» Problem:
Keep only the lines that hold the string "content", filtering out the rest of the entries below.

» Stored entries:
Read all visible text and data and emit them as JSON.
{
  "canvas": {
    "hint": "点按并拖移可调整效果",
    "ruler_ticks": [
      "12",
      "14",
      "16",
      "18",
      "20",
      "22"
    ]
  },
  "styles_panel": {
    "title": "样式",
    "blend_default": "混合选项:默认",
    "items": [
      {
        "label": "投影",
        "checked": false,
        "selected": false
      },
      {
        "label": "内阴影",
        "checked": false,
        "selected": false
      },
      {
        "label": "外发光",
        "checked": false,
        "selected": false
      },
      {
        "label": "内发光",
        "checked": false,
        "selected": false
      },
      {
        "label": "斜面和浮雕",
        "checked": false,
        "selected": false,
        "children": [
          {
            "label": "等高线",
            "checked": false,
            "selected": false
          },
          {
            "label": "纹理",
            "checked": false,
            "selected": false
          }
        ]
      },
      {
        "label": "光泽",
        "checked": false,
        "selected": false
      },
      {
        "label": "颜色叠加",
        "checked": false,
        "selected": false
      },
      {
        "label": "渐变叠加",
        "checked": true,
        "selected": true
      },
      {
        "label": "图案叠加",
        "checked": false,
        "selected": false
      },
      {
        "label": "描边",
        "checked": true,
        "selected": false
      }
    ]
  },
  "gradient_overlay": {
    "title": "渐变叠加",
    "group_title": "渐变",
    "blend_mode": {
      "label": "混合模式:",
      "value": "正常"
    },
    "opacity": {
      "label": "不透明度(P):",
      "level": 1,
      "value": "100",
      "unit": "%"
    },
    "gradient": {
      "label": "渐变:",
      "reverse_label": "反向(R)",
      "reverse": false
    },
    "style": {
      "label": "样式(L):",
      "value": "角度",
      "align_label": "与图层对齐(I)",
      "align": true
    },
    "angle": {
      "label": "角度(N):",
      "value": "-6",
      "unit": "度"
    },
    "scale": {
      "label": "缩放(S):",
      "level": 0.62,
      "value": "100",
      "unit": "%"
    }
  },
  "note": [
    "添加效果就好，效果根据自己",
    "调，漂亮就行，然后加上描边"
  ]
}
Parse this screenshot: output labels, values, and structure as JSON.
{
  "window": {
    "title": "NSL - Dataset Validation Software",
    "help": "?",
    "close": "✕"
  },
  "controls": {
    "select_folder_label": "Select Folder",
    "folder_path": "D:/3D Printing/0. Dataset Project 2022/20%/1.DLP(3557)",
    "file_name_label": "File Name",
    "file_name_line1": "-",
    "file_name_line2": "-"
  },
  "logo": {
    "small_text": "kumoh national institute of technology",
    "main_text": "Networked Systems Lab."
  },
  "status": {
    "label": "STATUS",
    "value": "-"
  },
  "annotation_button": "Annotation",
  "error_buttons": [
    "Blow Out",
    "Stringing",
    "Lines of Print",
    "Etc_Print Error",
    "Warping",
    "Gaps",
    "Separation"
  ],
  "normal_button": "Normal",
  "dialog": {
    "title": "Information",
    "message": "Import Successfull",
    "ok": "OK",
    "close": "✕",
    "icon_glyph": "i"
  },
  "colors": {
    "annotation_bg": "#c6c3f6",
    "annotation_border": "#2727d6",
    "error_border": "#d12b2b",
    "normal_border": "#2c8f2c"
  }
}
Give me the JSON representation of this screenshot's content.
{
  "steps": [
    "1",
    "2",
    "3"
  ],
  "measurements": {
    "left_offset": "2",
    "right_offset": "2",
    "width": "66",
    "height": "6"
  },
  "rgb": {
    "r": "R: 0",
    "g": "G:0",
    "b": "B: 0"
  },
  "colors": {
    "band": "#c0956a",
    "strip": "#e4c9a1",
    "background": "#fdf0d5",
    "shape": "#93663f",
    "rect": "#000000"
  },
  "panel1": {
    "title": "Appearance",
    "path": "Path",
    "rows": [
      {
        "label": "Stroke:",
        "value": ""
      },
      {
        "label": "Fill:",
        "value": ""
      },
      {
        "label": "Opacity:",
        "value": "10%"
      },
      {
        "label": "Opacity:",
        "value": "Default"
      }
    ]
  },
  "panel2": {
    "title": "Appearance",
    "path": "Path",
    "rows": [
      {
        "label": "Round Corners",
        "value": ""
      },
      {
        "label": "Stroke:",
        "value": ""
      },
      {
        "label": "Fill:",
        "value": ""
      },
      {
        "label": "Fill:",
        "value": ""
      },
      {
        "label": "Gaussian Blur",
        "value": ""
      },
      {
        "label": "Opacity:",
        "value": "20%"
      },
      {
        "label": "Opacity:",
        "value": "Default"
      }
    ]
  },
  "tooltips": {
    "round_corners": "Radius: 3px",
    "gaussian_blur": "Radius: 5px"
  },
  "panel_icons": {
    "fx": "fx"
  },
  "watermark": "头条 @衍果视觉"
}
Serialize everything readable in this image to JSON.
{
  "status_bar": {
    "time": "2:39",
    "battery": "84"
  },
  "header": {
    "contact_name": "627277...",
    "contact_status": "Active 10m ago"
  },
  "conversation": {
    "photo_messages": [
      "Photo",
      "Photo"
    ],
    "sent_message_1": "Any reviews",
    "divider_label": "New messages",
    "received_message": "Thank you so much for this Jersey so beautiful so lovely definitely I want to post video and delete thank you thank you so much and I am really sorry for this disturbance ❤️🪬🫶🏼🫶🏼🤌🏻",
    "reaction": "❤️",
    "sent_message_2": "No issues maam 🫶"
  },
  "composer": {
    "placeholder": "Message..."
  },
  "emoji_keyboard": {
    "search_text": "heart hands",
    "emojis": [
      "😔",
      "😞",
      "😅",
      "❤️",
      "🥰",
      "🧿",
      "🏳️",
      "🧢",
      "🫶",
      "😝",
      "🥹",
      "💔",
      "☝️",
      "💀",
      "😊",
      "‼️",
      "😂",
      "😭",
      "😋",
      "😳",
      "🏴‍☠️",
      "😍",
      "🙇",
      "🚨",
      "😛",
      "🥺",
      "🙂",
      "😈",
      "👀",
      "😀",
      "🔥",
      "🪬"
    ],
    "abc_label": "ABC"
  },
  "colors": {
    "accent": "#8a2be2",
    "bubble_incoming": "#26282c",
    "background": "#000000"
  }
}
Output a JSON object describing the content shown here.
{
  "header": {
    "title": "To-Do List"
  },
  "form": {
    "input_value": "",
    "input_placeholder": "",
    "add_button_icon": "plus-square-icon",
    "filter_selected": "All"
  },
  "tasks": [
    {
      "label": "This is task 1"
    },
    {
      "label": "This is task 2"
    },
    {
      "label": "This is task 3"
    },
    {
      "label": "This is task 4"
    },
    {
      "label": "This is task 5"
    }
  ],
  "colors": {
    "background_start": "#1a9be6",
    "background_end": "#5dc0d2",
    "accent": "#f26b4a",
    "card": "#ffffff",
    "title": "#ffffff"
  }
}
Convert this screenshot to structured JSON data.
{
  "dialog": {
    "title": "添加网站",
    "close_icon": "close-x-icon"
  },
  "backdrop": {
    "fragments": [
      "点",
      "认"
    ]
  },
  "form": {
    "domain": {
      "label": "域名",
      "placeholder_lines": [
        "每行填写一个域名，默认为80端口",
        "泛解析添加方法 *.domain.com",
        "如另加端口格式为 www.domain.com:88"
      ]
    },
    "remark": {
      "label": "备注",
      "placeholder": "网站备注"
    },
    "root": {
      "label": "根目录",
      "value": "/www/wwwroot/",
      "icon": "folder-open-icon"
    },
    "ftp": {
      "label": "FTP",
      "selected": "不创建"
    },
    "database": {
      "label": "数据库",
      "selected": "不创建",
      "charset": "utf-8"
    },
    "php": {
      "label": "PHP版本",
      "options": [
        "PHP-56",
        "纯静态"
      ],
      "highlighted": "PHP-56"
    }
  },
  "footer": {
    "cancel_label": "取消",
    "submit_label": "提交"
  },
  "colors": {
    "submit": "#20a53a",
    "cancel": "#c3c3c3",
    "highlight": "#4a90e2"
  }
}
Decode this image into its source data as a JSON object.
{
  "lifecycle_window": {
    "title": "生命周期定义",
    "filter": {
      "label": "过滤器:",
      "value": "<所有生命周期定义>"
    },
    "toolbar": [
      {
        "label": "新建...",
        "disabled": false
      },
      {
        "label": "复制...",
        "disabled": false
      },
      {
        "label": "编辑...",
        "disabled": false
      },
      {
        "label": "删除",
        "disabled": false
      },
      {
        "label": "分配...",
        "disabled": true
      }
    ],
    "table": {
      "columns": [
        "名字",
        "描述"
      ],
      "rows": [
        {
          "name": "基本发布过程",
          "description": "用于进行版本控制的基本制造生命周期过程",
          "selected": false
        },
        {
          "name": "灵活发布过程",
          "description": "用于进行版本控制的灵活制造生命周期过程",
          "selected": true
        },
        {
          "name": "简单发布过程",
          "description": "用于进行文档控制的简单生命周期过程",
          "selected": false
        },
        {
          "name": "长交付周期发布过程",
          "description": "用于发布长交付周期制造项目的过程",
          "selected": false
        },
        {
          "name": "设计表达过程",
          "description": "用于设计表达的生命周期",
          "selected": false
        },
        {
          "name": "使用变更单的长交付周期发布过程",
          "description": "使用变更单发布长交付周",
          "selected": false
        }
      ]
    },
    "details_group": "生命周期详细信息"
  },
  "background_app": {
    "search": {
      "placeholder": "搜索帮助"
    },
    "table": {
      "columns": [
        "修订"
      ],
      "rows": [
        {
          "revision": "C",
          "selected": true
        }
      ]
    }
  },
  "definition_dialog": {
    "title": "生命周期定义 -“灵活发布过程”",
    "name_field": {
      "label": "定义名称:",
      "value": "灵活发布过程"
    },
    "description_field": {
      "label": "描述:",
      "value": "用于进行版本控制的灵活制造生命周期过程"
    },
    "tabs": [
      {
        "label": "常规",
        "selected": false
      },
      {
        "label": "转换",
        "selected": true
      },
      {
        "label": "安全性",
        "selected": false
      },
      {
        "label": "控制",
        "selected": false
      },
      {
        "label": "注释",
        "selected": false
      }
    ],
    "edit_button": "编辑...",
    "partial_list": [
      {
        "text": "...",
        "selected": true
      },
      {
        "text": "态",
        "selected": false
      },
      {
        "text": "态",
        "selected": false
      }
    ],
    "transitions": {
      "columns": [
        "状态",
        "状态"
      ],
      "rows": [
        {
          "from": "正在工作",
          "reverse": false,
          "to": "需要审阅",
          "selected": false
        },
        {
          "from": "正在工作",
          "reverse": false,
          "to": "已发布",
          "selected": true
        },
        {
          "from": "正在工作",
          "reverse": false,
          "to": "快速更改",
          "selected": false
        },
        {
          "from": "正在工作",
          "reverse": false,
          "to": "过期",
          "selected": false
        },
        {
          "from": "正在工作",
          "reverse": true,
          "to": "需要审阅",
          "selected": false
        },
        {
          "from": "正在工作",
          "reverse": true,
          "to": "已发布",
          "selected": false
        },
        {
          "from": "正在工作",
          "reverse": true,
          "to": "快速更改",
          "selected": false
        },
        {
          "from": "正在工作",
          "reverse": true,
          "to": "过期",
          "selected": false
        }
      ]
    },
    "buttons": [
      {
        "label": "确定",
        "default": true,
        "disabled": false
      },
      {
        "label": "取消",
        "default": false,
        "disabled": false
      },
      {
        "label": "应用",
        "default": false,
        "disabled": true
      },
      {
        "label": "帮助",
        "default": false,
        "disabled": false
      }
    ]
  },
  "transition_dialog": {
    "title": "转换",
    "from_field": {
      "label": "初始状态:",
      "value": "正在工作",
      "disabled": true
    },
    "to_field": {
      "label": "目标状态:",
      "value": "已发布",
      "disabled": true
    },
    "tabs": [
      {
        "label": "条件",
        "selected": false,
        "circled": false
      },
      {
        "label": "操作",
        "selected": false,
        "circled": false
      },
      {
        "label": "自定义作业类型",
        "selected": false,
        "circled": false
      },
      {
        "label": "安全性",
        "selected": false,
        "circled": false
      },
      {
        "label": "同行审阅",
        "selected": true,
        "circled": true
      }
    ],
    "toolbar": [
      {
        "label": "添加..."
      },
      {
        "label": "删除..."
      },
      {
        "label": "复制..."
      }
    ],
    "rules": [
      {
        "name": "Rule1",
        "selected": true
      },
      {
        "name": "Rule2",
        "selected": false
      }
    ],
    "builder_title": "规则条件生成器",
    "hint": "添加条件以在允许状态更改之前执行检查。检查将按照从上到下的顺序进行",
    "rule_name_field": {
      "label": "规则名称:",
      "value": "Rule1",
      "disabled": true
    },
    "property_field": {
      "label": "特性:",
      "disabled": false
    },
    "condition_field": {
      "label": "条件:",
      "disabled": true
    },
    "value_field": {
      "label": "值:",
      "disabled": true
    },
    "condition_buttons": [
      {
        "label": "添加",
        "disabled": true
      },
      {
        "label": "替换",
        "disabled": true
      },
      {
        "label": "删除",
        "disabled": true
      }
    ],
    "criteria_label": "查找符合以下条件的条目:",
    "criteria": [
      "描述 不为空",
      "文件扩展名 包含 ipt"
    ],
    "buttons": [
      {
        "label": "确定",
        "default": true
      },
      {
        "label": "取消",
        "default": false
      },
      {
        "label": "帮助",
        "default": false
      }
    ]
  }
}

» Completed task:
Give me the JSON representation of this screenshot's content.
Output a JSON object describing the content shown here.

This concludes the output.